Given exercise:
Locate the word "JSON" in the entries below, then gather every line that holds it.
Start of Data shown
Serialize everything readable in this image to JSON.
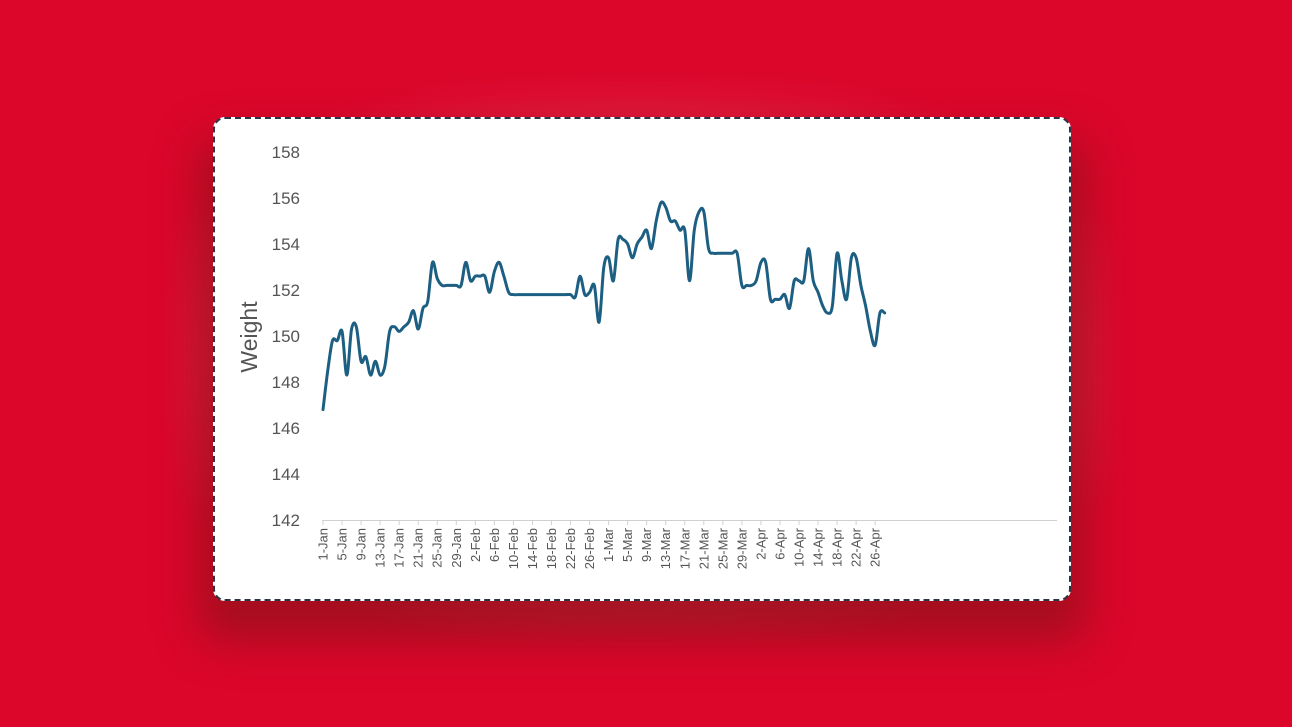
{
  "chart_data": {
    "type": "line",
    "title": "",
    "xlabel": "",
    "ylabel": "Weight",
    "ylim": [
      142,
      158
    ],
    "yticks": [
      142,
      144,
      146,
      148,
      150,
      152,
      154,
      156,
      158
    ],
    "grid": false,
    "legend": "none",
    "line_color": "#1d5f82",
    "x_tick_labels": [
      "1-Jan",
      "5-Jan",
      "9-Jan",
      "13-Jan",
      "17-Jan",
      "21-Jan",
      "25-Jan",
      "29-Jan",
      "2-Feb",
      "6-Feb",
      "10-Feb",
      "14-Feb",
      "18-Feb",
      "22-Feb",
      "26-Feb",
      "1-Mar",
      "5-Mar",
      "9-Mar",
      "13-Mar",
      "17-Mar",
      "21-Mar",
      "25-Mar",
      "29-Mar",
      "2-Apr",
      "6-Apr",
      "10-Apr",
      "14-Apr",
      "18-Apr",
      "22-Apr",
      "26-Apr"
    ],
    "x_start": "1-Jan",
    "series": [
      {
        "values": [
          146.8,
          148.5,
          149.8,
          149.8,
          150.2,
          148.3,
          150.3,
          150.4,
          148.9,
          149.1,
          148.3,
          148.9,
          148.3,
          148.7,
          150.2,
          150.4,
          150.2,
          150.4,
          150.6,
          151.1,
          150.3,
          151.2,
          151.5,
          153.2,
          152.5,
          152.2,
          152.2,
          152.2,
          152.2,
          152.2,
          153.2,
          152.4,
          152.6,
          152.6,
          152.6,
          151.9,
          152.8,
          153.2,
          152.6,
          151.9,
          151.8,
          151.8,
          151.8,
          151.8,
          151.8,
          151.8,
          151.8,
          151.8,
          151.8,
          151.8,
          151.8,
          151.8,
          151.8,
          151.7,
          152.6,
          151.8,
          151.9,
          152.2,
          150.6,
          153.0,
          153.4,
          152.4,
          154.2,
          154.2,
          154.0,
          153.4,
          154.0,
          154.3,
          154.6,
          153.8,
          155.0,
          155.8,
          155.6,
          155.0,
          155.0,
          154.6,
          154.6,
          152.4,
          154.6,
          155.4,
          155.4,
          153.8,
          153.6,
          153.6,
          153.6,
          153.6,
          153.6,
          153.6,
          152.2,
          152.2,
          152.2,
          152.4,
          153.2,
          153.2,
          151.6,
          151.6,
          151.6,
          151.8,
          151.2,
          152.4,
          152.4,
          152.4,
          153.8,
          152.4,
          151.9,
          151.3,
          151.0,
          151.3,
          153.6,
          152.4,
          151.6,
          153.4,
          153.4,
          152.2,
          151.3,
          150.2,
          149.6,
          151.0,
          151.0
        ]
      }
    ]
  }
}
End of Data shown
Start of Data shown
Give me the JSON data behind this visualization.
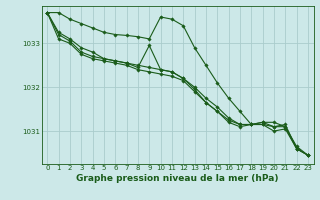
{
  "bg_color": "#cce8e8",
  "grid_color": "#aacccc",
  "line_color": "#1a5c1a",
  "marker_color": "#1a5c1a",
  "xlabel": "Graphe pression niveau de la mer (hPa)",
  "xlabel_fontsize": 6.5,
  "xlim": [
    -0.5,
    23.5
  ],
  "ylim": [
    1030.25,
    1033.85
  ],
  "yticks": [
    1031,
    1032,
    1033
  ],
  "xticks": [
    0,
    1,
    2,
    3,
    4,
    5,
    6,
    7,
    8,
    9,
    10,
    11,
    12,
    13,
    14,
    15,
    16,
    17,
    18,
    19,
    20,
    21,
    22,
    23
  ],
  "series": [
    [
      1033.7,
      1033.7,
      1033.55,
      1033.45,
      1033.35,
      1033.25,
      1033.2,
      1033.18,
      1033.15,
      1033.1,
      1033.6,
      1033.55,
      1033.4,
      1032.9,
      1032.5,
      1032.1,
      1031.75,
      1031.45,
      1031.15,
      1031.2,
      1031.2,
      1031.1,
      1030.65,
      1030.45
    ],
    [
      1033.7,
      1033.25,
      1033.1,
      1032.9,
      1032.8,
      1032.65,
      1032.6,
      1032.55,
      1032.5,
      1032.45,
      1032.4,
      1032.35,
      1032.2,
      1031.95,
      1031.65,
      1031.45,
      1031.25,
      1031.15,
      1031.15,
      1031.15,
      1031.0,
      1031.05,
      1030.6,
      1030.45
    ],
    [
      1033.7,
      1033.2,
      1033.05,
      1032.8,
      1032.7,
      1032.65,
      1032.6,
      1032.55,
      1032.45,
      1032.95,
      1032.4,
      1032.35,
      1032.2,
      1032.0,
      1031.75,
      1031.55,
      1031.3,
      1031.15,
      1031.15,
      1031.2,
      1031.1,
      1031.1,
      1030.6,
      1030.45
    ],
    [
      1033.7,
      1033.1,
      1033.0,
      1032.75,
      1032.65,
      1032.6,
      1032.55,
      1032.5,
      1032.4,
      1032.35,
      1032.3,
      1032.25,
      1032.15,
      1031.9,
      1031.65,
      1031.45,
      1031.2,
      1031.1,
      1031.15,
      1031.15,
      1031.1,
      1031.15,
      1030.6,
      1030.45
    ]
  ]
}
End of Data shown
Response:
Serialize everything readable in this image to JSON.
Give me the JSON data behind this visualization.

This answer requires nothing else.